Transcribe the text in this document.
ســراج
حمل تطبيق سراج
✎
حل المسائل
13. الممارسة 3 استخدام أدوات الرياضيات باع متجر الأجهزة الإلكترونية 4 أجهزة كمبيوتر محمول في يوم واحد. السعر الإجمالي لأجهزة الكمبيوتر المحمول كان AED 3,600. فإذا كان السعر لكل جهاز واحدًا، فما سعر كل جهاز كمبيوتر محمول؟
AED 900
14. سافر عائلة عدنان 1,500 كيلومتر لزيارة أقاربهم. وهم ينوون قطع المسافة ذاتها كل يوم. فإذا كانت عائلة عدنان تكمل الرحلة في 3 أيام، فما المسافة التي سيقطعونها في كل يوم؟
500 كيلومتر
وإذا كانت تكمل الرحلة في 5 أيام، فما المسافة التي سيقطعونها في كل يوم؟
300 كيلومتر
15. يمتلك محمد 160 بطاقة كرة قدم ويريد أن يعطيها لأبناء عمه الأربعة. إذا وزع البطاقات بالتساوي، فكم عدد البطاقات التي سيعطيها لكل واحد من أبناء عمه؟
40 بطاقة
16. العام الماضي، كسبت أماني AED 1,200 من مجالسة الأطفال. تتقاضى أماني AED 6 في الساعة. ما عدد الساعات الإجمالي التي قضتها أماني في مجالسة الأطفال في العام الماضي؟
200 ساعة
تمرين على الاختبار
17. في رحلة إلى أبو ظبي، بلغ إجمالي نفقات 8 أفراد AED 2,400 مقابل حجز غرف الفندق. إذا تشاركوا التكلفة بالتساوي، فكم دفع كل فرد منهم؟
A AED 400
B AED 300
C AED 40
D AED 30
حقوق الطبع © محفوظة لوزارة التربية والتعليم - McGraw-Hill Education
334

****************

● Task requirements
Each line above is to be repeated exactly.

● Completed exercise
Transcribe the text in this document.
ســراج
حمل تطبيق سراج
✎
حل المسائل
13. الممارسة 3 استخدام أدوات الرياضيات باع متجر الأجهزة الإلكترونية 4 أجهزة كمبيوتر محمول في يوم واحد. السعر الإجمالي لأجهزة الكمبيوتر المحمول كان AED 3,600. فإذا كان السعر لكل جهاز واحدًا، فما سعر كل جهاز كمبيوتر محمول؟
AED 900
14. سافر عائلة عدنان 1,500 كيلومتر لزيارة أقاربهم. وهم ينوون قطع المسافة ذاتها كل يوم. فإذا كانت عائلة عدنان تكمل الرحلة في 3 أيام، فما المسافة التي سيقطعونها في كل يوم؟
500 كيلومتر
وإذا كانت تكمل الرحلة في 5 أيام، فما المسافة التي سيقطعونها في كل يوم؟
300 كيلومتر
15. يمتلك محمد 160 بطاقة كرة قدم ويريد أن يعطيها لأبناء عمه الأربعة. إذا وزع البطاقات بالتساوي، فكم عدد البطاقات التي سيعطيها لكل واحد من أبناء عمه؟
40 بطاقة
16. العام الماضي، كسبت أماني AED 1,200 من مجالسة الأطفال. تتقاضى أماني AED 6 في الساعة. ما عدد الساعات الإجمالي التي قضتها أماني في مجالسة الأطفال في العام الماضي؟
200 ساعة
تمرين على الاختبار
17. في رحلة إلى أبو ظبي، بلغ إجمالي نفقات 8 أفراد AED 2,400 مقابل حجز غرف الفندق. إذا تشاركوا التكلفة بالتساوي، فكم دفع كل فرد منهم؟
A AED 400
B AED 300
C AED 40
D AED 30
حقوق الطبع © محفوظة لوزارة التربية والتعليم - McGraw-Hill Education
334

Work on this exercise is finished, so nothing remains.